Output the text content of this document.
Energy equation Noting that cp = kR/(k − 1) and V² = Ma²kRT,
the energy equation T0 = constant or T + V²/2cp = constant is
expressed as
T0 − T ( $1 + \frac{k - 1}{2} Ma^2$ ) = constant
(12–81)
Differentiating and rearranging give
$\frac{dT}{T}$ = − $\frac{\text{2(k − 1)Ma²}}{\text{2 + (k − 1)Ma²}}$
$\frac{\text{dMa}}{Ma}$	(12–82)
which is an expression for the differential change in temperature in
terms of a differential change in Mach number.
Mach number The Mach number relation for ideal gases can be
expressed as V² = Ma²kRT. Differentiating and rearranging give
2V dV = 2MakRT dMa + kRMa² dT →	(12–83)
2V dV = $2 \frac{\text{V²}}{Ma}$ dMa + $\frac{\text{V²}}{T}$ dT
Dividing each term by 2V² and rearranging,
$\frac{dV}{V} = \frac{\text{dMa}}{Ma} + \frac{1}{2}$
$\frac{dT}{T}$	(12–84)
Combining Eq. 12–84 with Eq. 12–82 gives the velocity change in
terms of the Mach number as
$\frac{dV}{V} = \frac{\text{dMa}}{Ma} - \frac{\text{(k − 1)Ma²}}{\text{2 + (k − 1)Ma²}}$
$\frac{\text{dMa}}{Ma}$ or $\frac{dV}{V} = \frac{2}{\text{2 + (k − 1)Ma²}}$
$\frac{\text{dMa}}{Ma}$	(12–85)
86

■ ■ ■ ■ ■ ■ ■

**Goal**
Above are the records. Identify each line that contains the word "rearranging".

**Answer for the task**
Differentiating and rearranging give
expressed as V² = Ma²kRT. Differentiating and rearranging give
Dividing each term by 2V² and rearranging,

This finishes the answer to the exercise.